§ WHAT THIS TASK INVOLVES:
Search the records for the word "JSON" and pick out every line that has it.

◆ ◆ ◆ ◆

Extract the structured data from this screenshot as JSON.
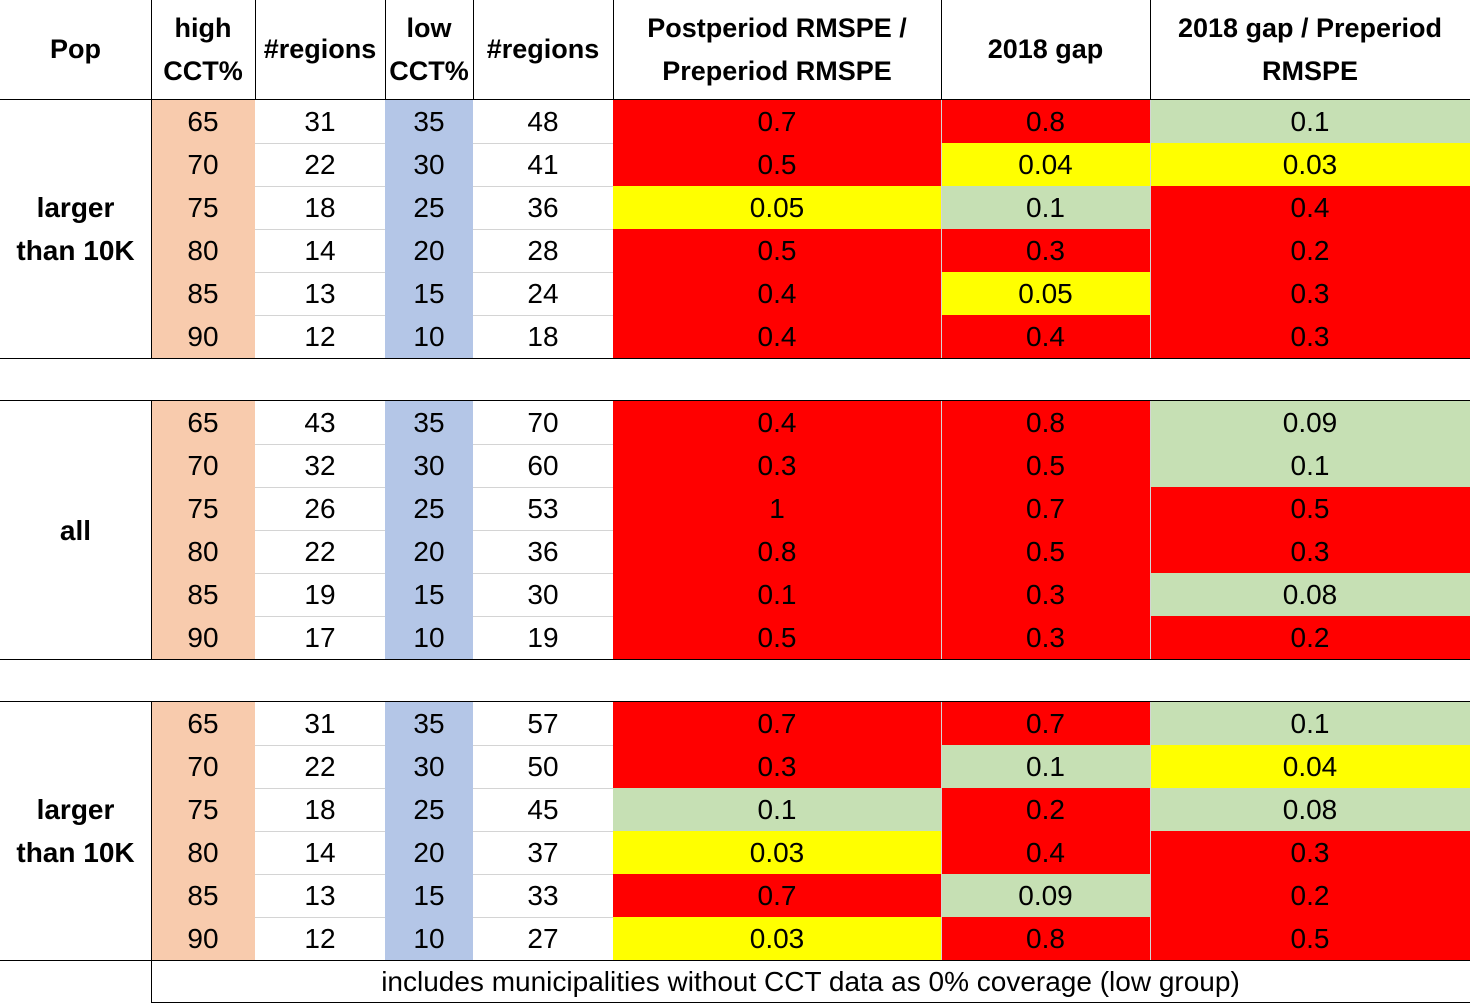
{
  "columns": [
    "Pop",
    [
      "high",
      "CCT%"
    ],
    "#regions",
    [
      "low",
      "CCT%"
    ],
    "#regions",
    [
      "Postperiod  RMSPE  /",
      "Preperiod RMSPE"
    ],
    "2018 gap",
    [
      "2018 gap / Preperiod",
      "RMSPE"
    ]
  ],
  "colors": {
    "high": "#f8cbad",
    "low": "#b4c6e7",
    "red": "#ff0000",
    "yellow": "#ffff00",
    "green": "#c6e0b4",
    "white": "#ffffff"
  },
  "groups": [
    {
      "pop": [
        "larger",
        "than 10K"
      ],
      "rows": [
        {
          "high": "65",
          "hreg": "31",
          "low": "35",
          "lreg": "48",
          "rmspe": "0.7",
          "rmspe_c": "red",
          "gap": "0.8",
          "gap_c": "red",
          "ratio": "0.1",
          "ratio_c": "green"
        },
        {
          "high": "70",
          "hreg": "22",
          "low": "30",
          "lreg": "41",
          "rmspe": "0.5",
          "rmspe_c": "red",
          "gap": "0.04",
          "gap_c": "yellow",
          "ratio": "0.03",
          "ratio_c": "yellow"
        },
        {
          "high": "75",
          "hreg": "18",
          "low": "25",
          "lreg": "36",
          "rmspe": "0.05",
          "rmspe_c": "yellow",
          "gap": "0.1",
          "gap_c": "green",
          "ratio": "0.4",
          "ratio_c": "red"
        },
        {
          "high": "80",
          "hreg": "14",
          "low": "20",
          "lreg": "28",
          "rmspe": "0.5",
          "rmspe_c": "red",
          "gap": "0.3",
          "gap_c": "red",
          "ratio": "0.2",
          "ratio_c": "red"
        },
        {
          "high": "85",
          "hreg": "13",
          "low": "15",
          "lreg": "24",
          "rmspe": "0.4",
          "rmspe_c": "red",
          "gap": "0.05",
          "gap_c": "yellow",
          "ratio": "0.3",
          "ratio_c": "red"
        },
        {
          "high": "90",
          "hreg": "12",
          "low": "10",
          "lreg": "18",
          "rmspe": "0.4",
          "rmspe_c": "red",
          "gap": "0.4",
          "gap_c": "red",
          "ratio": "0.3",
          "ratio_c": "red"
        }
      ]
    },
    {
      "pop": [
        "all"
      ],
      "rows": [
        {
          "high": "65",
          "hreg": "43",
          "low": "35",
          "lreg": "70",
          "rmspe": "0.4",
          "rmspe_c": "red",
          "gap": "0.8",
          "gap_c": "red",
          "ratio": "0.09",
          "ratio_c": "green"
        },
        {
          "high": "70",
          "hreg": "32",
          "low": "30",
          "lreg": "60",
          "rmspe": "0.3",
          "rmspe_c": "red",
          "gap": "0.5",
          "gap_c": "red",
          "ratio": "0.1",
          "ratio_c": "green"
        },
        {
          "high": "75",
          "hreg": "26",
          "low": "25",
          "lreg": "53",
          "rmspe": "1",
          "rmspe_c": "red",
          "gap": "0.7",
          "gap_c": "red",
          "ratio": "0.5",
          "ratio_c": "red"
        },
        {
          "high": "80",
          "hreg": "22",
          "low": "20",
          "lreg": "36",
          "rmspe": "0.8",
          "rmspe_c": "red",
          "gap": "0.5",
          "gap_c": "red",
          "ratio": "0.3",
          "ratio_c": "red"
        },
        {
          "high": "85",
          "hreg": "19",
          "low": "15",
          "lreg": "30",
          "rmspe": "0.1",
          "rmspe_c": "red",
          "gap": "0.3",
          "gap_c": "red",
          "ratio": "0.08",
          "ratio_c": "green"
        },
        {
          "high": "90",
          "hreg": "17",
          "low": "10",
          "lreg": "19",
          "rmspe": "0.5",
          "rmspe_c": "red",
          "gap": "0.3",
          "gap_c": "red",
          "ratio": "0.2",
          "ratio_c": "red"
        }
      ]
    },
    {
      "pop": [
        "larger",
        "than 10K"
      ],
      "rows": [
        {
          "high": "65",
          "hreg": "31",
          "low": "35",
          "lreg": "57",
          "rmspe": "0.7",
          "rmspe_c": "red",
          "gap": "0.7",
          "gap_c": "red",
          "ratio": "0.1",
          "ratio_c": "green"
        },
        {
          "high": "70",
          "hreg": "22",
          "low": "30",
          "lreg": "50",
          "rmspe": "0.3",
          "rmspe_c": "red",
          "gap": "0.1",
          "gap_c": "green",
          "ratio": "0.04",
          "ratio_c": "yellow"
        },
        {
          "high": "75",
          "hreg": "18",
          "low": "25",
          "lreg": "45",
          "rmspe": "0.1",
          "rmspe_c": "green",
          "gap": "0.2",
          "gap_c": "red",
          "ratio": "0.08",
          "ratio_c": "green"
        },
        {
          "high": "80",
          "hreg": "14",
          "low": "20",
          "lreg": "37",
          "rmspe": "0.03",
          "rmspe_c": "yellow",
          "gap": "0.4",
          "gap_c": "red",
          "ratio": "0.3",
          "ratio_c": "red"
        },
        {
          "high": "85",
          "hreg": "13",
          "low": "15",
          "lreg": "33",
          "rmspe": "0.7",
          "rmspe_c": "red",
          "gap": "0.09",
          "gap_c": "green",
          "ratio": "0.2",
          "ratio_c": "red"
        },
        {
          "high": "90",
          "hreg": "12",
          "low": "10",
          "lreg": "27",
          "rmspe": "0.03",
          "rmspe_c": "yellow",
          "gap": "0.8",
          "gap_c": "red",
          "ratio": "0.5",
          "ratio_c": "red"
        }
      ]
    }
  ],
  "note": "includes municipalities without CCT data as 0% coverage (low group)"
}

◆ ◆ ◆ ◆

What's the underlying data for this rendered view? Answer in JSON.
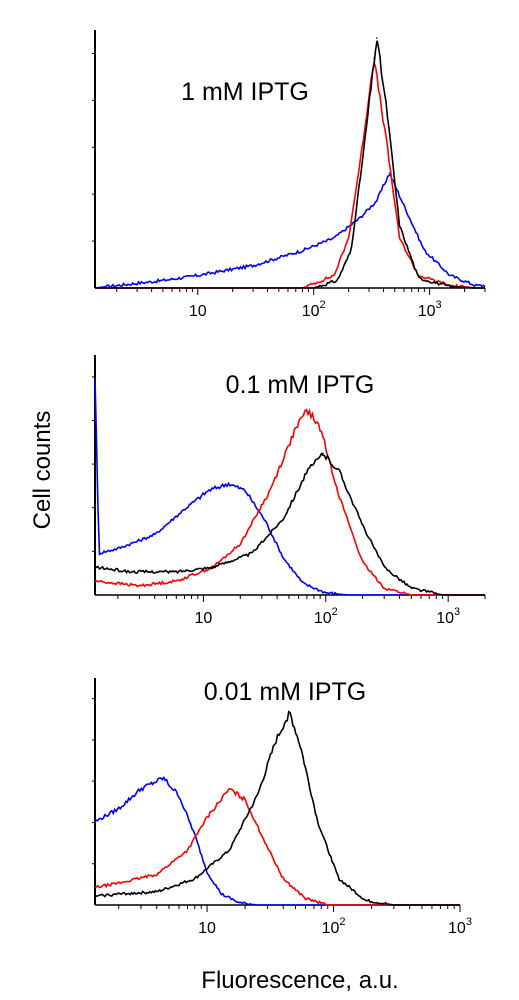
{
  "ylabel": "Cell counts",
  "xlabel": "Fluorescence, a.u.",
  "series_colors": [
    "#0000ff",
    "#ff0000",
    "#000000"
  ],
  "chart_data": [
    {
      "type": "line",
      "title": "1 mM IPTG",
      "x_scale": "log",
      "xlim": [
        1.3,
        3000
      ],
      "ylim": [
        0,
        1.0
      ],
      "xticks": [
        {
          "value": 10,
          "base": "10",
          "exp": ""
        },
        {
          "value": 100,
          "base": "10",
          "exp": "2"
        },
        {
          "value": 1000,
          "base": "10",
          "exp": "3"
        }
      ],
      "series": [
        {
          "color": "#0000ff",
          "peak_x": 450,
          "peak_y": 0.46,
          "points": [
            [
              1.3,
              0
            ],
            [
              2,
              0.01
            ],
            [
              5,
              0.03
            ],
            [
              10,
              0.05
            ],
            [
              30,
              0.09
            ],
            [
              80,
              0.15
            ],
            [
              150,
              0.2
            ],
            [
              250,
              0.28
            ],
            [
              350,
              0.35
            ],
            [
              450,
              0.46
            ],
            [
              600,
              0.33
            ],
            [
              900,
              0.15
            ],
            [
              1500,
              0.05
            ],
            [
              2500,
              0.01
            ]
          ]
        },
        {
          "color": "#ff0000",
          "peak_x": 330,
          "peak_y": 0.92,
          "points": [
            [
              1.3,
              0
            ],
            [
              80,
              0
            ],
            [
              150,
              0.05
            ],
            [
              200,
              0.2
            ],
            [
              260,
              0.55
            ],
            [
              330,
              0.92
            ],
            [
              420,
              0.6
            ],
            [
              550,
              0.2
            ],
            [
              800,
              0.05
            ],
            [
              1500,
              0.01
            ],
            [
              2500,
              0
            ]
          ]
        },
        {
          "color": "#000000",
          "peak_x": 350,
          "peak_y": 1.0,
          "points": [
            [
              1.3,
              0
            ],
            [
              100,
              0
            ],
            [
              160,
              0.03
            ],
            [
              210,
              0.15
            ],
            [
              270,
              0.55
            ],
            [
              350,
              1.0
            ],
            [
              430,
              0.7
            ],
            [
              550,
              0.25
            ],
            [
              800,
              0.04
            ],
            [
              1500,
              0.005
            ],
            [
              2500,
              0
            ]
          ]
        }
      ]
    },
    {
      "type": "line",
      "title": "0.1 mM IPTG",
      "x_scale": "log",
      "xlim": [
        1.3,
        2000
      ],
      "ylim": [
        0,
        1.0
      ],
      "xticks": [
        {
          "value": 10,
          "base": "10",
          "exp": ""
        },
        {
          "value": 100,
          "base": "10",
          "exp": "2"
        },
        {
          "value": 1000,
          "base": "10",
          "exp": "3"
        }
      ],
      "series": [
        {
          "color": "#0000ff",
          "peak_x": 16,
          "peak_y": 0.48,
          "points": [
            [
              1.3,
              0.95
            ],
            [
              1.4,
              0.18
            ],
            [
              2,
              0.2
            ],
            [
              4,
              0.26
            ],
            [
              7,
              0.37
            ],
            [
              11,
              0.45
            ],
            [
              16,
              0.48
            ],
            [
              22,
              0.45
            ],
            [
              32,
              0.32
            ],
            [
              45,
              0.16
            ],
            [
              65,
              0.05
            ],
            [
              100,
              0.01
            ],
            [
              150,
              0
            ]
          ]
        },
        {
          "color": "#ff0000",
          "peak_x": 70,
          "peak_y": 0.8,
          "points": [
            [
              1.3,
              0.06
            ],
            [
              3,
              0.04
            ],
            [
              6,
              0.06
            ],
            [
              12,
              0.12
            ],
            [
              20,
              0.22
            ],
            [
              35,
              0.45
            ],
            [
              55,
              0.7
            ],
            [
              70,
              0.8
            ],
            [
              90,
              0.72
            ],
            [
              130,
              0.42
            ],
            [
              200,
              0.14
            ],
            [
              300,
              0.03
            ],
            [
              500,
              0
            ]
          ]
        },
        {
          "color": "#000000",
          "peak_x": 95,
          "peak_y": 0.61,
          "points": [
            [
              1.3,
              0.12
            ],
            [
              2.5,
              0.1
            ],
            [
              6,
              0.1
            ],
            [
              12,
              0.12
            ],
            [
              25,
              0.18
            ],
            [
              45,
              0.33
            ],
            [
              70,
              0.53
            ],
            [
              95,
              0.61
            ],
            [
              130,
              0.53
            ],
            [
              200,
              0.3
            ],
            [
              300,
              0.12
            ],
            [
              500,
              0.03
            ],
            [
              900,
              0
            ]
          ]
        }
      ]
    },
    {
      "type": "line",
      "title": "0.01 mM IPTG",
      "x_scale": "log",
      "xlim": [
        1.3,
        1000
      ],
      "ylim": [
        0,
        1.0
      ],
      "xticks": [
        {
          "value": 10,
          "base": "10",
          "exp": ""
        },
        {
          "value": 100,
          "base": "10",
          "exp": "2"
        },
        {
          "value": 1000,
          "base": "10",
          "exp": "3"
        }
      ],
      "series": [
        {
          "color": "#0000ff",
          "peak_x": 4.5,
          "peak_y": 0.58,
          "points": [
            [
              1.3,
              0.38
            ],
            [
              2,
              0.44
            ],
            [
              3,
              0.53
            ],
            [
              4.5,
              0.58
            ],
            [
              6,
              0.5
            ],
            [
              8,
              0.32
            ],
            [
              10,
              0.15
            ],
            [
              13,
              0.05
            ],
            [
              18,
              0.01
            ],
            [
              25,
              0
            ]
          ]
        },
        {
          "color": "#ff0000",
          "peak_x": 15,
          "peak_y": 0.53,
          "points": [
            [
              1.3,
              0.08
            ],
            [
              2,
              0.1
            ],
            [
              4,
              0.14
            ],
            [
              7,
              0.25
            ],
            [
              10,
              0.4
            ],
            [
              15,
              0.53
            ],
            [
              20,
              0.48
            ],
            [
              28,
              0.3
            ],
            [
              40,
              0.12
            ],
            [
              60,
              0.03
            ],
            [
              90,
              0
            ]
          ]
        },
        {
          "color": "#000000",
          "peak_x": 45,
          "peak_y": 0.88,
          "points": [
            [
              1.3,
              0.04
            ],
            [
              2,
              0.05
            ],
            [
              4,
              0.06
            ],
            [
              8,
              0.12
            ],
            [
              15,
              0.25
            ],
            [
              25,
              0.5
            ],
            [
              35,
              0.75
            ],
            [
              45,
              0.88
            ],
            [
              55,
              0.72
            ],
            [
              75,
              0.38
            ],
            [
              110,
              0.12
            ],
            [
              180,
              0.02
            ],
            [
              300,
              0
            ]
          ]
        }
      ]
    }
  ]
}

◆ ◆ ◆ ◆

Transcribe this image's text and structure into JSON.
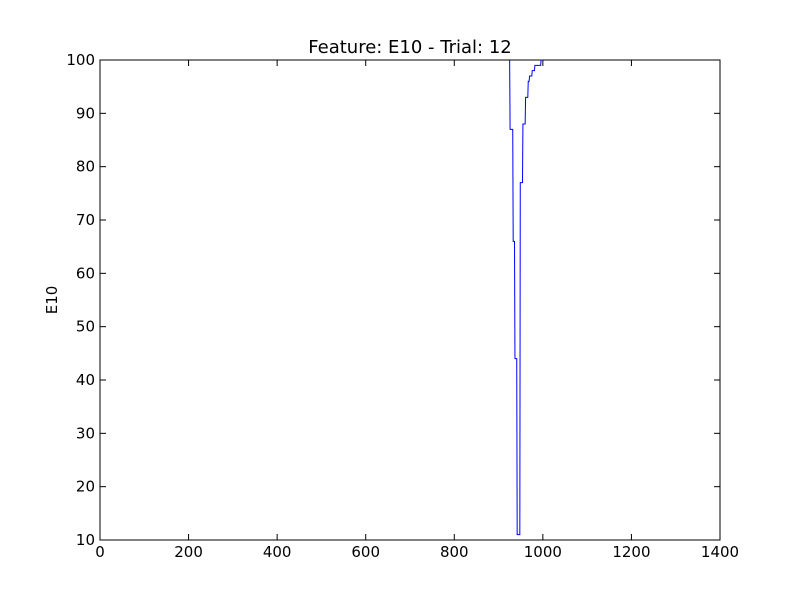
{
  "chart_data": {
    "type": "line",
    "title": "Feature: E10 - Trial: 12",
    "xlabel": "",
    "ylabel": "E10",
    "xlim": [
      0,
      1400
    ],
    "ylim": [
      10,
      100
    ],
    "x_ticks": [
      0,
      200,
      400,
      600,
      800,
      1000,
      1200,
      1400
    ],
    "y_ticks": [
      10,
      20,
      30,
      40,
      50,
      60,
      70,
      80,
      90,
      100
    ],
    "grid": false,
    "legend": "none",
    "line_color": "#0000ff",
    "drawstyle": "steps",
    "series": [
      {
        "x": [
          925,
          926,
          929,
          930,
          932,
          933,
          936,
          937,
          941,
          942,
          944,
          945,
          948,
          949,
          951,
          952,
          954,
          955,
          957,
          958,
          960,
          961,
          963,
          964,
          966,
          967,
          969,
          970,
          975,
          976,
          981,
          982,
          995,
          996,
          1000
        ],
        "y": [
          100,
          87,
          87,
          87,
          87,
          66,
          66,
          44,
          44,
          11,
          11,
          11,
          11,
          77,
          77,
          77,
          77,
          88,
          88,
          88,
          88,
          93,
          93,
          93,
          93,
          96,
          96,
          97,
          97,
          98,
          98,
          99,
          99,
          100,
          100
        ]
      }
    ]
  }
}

◆ ◆ ◆ ◆

§ FULL ANSWER:
Extract the structured data from this screenshot as JSON.
What's the underlying data for this rendered view? Answer in JSON.
Transcribe this image's text and structure into JSON.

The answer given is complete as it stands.